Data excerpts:
————————
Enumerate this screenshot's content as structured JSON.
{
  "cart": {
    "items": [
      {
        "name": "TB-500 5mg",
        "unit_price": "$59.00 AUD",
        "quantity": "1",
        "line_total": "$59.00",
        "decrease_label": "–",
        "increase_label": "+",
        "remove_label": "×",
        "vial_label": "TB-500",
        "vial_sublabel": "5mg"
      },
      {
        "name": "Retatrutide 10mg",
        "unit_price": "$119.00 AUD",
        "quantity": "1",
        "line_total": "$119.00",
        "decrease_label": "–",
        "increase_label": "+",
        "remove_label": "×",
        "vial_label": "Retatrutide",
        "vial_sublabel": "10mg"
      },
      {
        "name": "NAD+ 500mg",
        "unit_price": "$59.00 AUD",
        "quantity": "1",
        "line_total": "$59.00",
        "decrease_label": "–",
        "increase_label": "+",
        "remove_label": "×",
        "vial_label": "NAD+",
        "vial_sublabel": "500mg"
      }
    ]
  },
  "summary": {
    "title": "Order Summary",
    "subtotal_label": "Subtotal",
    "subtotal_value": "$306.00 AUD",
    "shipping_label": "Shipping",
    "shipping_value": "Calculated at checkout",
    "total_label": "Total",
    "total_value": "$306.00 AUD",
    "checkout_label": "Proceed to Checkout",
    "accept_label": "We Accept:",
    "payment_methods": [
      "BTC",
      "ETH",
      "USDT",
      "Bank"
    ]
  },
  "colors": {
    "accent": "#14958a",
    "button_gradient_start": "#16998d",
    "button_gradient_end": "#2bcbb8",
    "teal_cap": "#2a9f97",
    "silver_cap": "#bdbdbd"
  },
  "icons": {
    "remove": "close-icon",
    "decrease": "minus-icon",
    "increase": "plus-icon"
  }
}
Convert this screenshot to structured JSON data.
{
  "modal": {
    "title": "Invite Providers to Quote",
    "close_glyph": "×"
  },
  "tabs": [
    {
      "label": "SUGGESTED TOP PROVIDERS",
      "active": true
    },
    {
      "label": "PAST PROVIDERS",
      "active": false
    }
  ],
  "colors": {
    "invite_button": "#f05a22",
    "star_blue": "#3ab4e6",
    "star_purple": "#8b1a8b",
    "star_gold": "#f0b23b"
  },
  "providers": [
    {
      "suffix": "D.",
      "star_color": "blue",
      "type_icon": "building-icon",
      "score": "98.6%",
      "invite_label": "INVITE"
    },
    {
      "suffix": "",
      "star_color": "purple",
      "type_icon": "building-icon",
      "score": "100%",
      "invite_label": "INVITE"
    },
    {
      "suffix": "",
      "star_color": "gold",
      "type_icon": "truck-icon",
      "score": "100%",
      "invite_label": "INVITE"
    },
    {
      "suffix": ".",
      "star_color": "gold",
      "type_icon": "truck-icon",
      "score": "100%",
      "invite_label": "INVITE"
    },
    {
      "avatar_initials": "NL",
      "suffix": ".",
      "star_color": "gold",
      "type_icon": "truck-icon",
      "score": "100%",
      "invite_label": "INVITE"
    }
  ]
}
————————
§ **Set exercise**
Reproduce only the lines running from the one that contains "Convert this screenshot" to the last line of the records.

§ **Solution for this task**
Convert this screenshot to structured JSON data.
{
  "modal": {
    "title": "Invite Providers to Quote",
    "close_glyph": "×"
  },
  "tabs": [
    {
      "label": "SUGGESTED TOP PROVIDERS",
      "active": true
    },
    {
      "label": "PAST PROVIDERS",
      "active": false
    }
  ],
  "colors": {
    "invite_button": "#f05a22",
    "star_blue": "#3ab4e6",
    "star_purple": "#8b1a8b",
    "star_gold": "#f0b23b"
  },
  "providers": [
    {
      "suffix": "D.",
      "star_color": "blue",
      "type_icon": "building-icon",
      "score": "98.6%",
      "invite_label": "INVITE"
    },
    {
      "suffix": "",
      "star_color": "purple",
      "type_icon": "building-icon",
      "score": "100%",
      "invite_label": "INVITE"
    },
    {
      "suffix": "",
      "star_color": "gold",
      "type_icon": "truck-icon",
      "score": "100%",
      "invite_label": "INVITE"
    },
    {
      "suffix": ".",
      "star_color": "gold",
      "type_icon": "truck-icon",
      "score": "100%",
      "invite_label": "INVITE"
    },
    {
      "avatar_initials": "NL",
      "suffix": ".",
      "star_color": "gold",
      "type_icon": "truck-icon",
      "score": "100%",
      "invite_label": "INVITE"
    }
  ]
}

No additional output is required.